▶ **SOURCE PASSAGE**

# The Space Merchants by Frederick Pohl and C.M. Kornbluth



## Anthony G Williams (Nov 3, 2008)

Kornbluth and especially Pohl were formidable "golden age" SF authors in their own right (Pohl, who is now 90, carrying on into recent times; Kornbluth died young in 1958), but are still remembered for their collaborations. One of these, Wolfbane, was reviewed on this blog on 21 October 2007, but the best known is probably The Space Merchants, first published in 1953.

The title is rather misleading because space travel doesn't feature at all until right at the end of the book. The story is set a century in the future, at a time when humanity, still confined to the Earth, has expanded to many times its present population. The teeming billions are crowded into cramped apartments, fed on artificially-created food and sold addictive coffee to drink, use pedal-powered machines rather than cars, wash in salt water because fresh water is too precious, and are ruthlessly manipulated by all-powerful marketing organisations, with the lowest levels of society trapped in commercial slavery. Governments have become almost powerless in the face of the might of the big marketing corporations, whose only goal is to increase sales, and the US President is a figurehead.

▶ **INFORMATION PROVIDED**
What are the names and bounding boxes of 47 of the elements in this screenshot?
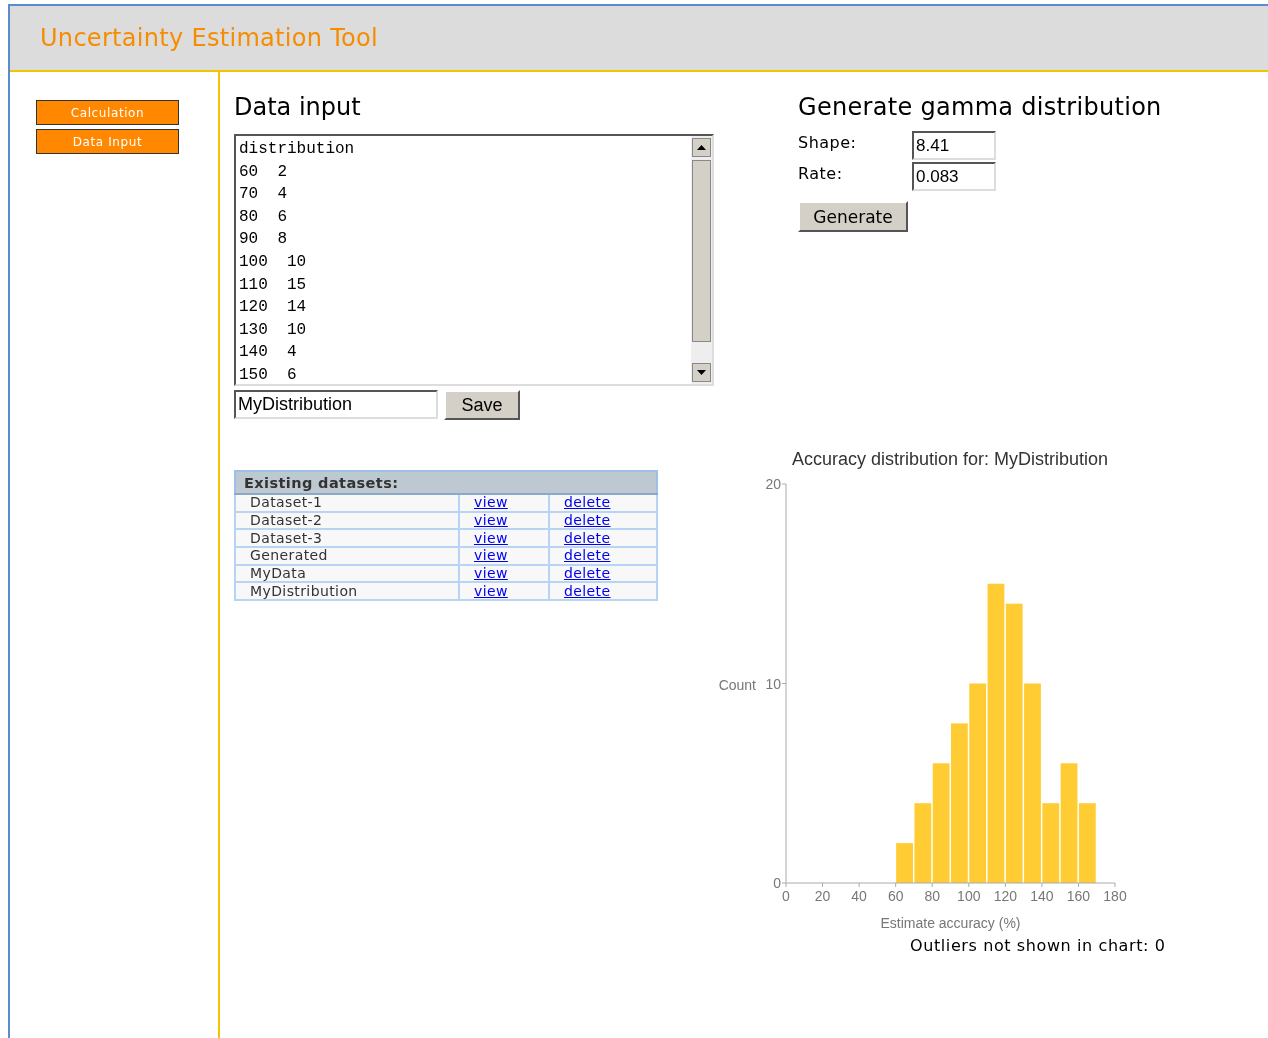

▶ **WHAT THE EXERCISE ASKS**
Reproduce the review of The Space Merchants starting with "The title is" and going on through "is a figurehead.", changing "apartments" to "flats". The data has no connection to the text.

▶ **RESULT BELOW**
The title is rather misleading because space travel doesn't feature at all until right at the end of the book. The story is set a century in the future, at a time when humanity, still confined to the Earth, has expanded to many times its present population. The teeming billions are crowded into cramped flats, fed on artificially-created food and sold addictive coffee to drink, use pedal-powered machines rather than cars, wash in salt water because fresh water is too precious, and are ruthlessly manipulated by all-powerful marketing organisations, with the lowest levels of society trapped in commercial slavery. Governments have become almost powerless in the face of the might of the big marketing corporations, whose only goal is to increase sales, and the US President is a figurehead.